[Start of Data for this task]
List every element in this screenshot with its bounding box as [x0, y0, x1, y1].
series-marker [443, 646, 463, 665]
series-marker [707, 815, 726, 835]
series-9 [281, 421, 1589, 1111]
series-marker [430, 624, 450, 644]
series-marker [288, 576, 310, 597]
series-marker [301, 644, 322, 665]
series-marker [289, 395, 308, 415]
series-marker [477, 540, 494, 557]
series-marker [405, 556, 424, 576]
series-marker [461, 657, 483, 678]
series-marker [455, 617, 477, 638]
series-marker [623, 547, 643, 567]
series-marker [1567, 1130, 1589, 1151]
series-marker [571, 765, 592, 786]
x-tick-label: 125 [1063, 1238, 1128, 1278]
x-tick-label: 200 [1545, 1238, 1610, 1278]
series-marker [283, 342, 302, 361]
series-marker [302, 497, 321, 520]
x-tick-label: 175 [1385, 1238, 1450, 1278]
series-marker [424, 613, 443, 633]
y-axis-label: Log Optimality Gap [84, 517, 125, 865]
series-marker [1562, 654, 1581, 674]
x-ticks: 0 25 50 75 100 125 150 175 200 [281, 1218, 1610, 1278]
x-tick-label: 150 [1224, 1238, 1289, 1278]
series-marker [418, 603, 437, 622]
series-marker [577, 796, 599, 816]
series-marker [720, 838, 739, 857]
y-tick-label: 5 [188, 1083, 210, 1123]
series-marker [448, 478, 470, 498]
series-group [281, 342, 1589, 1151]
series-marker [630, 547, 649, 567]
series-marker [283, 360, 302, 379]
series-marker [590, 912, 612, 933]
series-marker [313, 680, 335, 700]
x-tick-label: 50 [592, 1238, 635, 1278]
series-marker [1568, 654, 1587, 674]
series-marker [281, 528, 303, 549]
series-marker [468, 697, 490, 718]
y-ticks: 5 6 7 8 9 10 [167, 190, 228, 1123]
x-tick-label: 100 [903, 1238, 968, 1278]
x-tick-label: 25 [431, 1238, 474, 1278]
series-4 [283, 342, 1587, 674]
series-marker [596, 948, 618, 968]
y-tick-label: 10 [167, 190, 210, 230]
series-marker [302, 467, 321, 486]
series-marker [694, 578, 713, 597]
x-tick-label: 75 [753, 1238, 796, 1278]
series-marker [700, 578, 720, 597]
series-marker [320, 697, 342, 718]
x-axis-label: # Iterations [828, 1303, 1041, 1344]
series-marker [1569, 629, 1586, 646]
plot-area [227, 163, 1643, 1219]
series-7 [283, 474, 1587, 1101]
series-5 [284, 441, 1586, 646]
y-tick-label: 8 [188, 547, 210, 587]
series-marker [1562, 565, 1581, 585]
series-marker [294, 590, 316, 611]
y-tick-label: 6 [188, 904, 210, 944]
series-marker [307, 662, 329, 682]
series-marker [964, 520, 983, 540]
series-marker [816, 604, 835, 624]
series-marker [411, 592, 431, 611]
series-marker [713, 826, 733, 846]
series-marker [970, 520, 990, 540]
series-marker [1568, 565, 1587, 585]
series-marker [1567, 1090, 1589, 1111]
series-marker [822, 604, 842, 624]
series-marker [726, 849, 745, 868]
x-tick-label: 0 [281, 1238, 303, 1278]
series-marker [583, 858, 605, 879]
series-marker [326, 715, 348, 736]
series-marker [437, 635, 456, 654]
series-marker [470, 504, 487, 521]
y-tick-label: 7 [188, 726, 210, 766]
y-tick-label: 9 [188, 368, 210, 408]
[End of Data for this task]
[Problem to work on] Return the data line for line, unchanged, from the first line through the line containing "x-tick-label: 75 [753, 1238, 796, 1278]", and include both of those lines.

[Answer to this problem]
List every element in this screenshot with its bounding box as [x0, y0, x1, y1].
series-marker [443, 646, 463, 665]
series-marker [707, 815, 726, 835]
series-9 [281, 421, 1589, 1111]
series-marker [430, 624, 450, 644]
series-marker [288, 576, 310, 597]
series-marker [301, 644, 322, 665]
series-marker [289, 395, 308, 415]
series-marker [477, 540, 494, 557]
series-marker [405, 556, 424, 576]
series-marker [461, 657, 483, 678]
series-marker [455, 617, 477, 638]
series-marker [623, 547, 643, 567]
series-marker [1567, 1130, 1589, 1151]
series-marker [571, 765, 592, 786]
x-tick-label: 125 [1063, 1238, 1128, 1278]
x-tick-label: 200 [1545, 1238, 1610, 1278]
series-marker [283, 342, 302, 361]
series-marker [302, 497, 321, 520]
x-tick-label: 175 [1385, 1238, 1450, 1278]
series-marker [424, 613, 443, 633]
y-axis-label: Log Optimality Gap [84, 517, 125, 865]
series-marker [1562, 654, 1581, 674]
x-ticks: 0 25 50 75 100 125 150 175 200 [281, 1218, 1610, 1278]
x-tick-label: 150 [1224, 1238, 1289, 1278]
series-marker [418, 603, 437, 622]
series-marker [577, 796, 599, 816]
series-marker [720, 838, 739, 857]
y-tick-label: 5 [188, 1083, 210, 1123]
series-marker [448, 478, 470, 498]
series-group [281, 342, 1589, 1151]
series-marker [630, 547, 649, 567]
series-marker [283, 360, 302, 379]
series-marker [590, 912, 612, 933]
series-marker [313, 680, 335, 700]
x-tick-label: 50 [592, 1238, 635, 1278]
series-marker [1568, 654, 1587, 674]
series-marker [281, 528, 303, 549]
series-marker [468, 697, 490, 718]
y-ticks: 5 6 7 8 9 10 [167, 190, 228, 1123]
x-tick-label: 100 [903, 1238, 968, 1278]
x-tick-label: 25 [431, 1238, 474, 1278]
series-4 [283, 342, 1587, 674]
series-marker [596, 948, 618, 968]
y-tick-label: 10 [167, 190, 210, 230]
series-marker [302, 467, 321, 486]
series-marker [694, 578, 713, 597]
x-tick-label: 75 [753, 1238, 796, 1278]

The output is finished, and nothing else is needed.